--- Begin Input rows ---

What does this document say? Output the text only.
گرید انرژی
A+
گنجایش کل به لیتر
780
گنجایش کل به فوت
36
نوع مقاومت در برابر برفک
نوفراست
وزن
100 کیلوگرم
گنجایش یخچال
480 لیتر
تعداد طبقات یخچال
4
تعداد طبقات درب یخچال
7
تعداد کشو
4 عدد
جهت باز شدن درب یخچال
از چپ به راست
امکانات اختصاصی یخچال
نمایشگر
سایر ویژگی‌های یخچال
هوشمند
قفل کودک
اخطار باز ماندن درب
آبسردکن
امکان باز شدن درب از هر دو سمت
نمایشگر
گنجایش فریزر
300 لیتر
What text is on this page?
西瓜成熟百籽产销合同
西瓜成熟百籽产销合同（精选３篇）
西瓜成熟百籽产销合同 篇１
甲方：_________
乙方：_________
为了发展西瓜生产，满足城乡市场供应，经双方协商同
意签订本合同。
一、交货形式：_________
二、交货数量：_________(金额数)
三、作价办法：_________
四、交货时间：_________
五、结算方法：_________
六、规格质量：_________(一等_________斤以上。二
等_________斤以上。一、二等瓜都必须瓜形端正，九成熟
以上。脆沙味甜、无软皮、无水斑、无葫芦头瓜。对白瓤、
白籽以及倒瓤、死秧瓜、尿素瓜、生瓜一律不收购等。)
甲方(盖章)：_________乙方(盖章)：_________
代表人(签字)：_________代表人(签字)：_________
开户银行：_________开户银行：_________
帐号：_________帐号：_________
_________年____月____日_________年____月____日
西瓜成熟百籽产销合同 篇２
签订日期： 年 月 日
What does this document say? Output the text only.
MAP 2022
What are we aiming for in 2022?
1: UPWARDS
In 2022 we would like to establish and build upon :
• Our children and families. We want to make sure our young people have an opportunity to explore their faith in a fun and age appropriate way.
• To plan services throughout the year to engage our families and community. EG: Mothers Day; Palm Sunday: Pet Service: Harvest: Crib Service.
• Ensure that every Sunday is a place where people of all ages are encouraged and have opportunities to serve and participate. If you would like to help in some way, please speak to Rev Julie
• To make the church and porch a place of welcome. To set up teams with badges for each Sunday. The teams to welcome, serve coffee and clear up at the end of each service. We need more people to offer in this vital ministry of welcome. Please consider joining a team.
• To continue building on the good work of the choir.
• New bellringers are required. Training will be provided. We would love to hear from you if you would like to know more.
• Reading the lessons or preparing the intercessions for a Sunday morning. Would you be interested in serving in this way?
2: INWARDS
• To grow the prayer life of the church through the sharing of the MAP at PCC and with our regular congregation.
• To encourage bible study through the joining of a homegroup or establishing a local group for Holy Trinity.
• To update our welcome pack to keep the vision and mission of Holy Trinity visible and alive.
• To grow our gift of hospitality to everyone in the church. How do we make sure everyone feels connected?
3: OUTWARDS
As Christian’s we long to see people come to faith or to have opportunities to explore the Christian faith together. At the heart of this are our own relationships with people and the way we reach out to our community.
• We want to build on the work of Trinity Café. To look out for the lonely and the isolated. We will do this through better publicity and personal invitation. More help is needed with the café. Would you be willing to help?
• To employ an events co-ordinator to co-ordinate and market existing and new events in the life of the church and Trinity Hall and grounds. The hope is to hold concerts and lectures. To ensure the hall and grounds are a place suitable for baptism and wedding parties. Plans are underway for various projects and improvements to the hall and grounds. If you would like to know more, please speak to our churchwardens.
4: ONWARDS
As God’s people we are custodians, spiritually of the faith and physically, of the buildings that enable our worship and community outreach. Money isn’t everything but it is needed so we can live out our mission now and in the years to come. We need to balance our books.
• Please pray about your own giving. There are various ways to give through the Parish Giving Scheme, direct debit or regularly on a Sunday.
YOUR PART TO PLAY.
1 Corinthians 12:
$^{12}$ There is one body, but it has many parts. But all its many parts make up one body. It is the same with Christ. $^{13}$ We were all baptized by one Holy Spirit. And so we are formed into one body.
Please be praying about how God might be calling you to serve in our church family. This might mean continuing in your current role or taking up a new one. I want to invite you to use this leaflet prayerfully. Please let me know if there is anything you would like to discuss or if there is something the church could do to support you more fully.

--- End Input rows ---

Given task ▸
Produce a verbatim transcription of the entries above.

Response to this exercise ▸
What does this document say? Output the text only.
گرید انرژی
A+
گنجایش کل به لیتر
780
گنجایش کل به فوت
36
نوع مقاومت در برابر برفک
نوفراست
وزن
100 کیلوگرم
گنجایش یخچال
480 لیتر
تعداد طبقات یخچال
4
تعداد طبقات درب یخچال
7
تعداد کشو
4 عدد
جهت باز شدن درب یخچال
از چپ به راست
امکانات اختصاصی یخچال
نمایشگر
سایر ویژگی‌های یخچال
هوشمند
قفل کودک
اخطار باز ماندن درب
آبسردکن
امکان باز شدن درب از هر دو سمت
نمایشگر
گنجایش فریزر
300 لیتر
What text is on this page?
西瓜成熟百籽产销合同
西瓜成熟百籽产销合同（精选３篇）
西瓜成熟百籽产销合同 篇１
甲方：_________
乙方：_________
为了发展西瓜生产，满足城乡市场供应，经双方协商同
意签订本合同。
一、交货形式：_________
二、交货数量：_________(金额数)
三、作价办法：_________
四、交货时间：_________
五、结算方法：_________
六、规格质量：_________(一等_________斤以上。二
等_________斤以上。一、二等瓜都必须瓜形端正，九成熟
以上。脆沙味甜、无软皮、无水斑、无葫芦头瓜。对白瓤、
白籽以及倒瓤、死秧瓜、尿素瓜、生瓜一律不收购等。)
甲方(盖章)：_________乙方(盖章)：_________
代表人(签字)：_________代表人(签字)：_________
开户银行：_________开户银行：_________
帐号：_________帐号：_________
_________年____月____日_________年____月____日
西瓜成熟百籽产销合同 篇２
签订日期： 年 月 日
What does this document say? Output the text only.
MAP 2022
What are we aiming for in 2022?
1: UPWARDS
In 2022 we would like to establish and build upon :
• Our children and families. We want to make sure our young people have an opportunity to explore their faith in a fun and age appropriate way.
• To plan services throughout the year to engage our families and community. EG: Mothers Day; Palm Sunday: Pet Service: Harvest: Crib Service.
• Ensure that every Sunday is a place where people of all ages are encouraged and have opportunities to serve and participate. If you would like to help in some way, please speak to Rev Julie
• To make the church and porch a place of welcome. To set up teams with badges for each Sunday. The teams to welcome, serve coffee and clear up at the end of each service. We need more people to offer in this vital ministry of welcome. Please consider joining a team.
• To continue building on the good work of the choir.
• New bellringers are required. Training will be provided. We would love to hear from you if you would like to know more.
• Reading the lessons or preparing the intercessions for a Sunday morning. Would you be interested in serving in this way?
2: INWARDS
• To grow the prayer life of the church through the sharing of the MAP at PCC and with our regular congregation.
• To encourage bible study through the joining of a homegroup or establishing a local group for Holy Trinity.
• To update our welcome pack to keep the vision and mission of Holy Trinity visible and alive.
• To grow our gift of hospitality to everyone in the church. How do we make sure everyone feels connected?
3: OUTWARDS
As Christian’s we long to see people come to faith or to have opportunities to explore the Christian faith together. At the heart of this are our own relationships with people and the way we reach out to our community.
• We want to build on the work of Trinity Café. To look out for the lonely and the isolated. We will do this through better publicity and personal invitation. More help is needed with the café. Would you be willing to help?
• To employ an events co-ordinator to co-ordinate and market existing and new events in the life of the church and Trinity Hall and grounds. The hope is to hold concerts and lectures. To ensure the hall and grounds are a place suitable for baptism and wedding parties. Plans are underway for various projects and improvements to the hall and grounds. If you would like to know more, please speak to our churchwardens.
4: ONWARDS
As God’s people we are custodians, spiritually of the faith and physically, of the buildings that enable our worship and community outreach. Money isn’t everything but it is needed so we can live out our mission now and in the years to come. We need to balance our books.
• Please pray about your own giving. There are various ways to give through the Parish Giving Scheme, direct debit or regularly on a Sunday.
YOUR PART TO PLAY.
1 Corinthians 12:
$^{12}$ There is one body, but it has many parts. But all its many parts make up one body. It is the same with Christ. $^{13}$ We were all baptized by one Holy Spirit. And so we are formed into one body.
Please be praying about how God might be calling you to serve in our church family. This might mean continuing in your current role or taking up a new one. I want to invite you to use this leaflet prayerfully. Please let me know if there is anything you would like to discuss or if there is something the church could do to support you more fully.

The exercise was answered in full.